> [Stated problem]
Output each line of the material exactly as it stands.

Raw records

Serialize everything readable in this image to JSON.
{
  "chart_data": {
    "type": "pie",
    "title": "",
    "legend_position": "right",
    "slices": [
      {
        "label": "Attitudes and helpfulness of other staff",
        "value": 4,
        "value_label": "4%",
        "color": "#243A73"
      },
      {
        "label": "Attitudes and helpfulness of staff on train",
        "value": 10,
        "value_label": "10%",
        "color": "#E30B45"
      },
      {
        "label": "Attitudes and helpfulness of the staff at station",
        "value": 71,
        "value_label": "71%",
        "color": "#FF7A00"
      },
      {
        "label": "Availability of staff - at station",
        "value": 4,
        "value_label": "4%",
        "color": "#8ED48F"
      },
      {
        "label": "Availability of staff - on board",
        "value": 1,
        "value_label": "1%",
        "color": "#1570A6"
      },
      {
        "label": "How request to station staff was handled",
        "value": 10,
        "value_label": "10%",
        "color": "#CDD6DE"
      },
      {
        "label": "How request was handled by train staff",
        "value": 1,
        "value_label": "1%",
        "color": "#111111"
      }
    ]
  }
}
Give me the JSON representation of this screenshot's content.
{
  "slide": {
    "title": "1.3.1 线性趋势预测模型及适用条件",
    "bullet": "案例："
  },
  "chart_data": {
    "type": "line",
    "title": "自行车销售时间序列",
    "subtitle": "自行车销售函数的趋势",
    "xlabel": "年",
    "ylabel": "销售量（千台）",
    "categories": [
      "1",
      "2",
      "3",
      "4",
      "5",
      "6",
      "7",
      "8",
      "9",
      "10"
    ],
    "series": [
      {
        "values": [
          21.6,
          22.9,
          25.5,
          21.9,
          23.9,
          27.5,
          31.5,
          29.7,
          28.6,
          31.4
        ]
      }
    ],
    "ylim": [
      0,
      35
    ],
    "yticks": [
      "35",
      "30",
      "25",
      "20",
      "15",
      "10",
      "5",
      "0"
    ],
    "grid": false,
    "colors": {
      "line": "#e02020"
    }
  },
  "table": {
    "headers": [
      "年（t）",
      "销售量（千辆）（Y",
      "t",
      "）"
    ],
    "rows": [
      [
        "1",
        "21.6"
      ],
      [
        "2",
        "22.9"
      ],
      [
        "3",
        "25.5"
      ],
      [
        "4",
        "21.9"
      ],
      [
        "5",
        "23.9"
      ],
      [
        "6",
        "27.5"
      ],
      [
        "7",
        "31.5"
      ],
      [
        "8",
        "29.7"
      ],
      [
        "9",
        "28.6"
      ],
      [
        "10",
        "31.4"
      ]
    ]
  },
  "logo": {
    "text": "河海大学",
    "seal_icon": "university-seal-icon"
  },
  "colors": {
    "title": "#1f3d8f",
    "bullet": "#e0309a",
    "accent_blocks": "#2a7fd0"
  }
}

> [Reply]
Serialize everything readable in this image to JSON.
{
  "chart_data": {
    "type": "pie",
    "title": "",
    "legend_position": "right",
    "slices": [
      {
        "label": "Attitudes and helpfulness of other staff",
        "value": 4,
        "value_label": "4%",
        "color": "#243A73"
      },
      {
        "label": "Attitudes and helpfulness of staff on train",
        "value": 10,
        "value_label": "10%",
        "color": "#E30B45"
      },
      {
        "label": "Attitudes and helpfulness of the staff at station",
        "value": 71,
        "value_label": "71%",
        "color": "#FF7A00"
      },
      {
        "label": "Availability of staff - at station",
        "value": 4,
        "value_label": "4%",
        "color": "#8ED48F"
      },
      {
        "label": "Availability of staff - on board",
        "value": 1,
        "value_label": "1%",
        "color": "#1570A6"
      },
      {
        "label": "How request to station staff was handled",
        "value": 10,
        "value_label": "10%",
        "color": "#CDD6DE"
      },
      {
        "label": "How request was handled by train staff",
        "value": 1,
        "value_label": "1%",
        "color": "#111111"
      }
    ]
  }
}
Give me the JSON representation of this screenshot's content.
{
  "slide": {
    "title": "1.3.1 线性趋势预测模型及适用条件",
    "bullet": "案例："
  },
  "chart_data": {
    "type": "line",
    "title": "自行车销售时间序列",
    "subtitle": "自行车销售函数的趋势",
    "xlabel": "年",
    "ylabel": "销售量（千台）",
    "categories": [
      "1",
      "2",
      "3",
      "4",
      "5",
      "6",
      "7",
      "8",
      "9",
      "10"
    ],
    "series": [
      {
        "values": [
          21.6,
          22.9,
          25.5,
          21.9,
          23.9,
          27.5,
          31.5,
          29.7,
          28.6,
          31.4
        ]
      }
    ],
    "ylim": [
      0,
      35
    ],
    "yticks": [
      "35",
      "30",
      "25",
      "20",
      "15",
      "10",
      "5",
      "0"
    ],
    "grid": false,
    "colors": {
      "line": "#e02020"
    }
  },
  "table": {
    "headers": [
      "年（t）",
      "销售量（千辆）（Y",
      "t",
      "）"
    ],
    "rows": [
      [
        "1",
        "21.6"
      ],
      [
        "2",
        "22.9"
      ],
      [
        "3",
        "25.5"
      ],
      [
        "4",
        "21.9"
      ],
      [
        "5",
        "23.9"
      ],
      [
        "6",
        "27.5"
      ],
      [
        "7",
        "31.5"
      ],
      [
        "8",
        "29.7"
      ],
      [
        "9",
        "28.6"
      ],
      [
        "10",
        "31.4"
      ]
    ]
  },
  "logo": {
    "text": "河海大学",
    "seal_icon": "university-seal-icon"
  },
  "colors": {
    "title": "#1f3d8f",
    "bullet": "#e0309a",
    "accent_blocks": "#2a7fd0"
  }
}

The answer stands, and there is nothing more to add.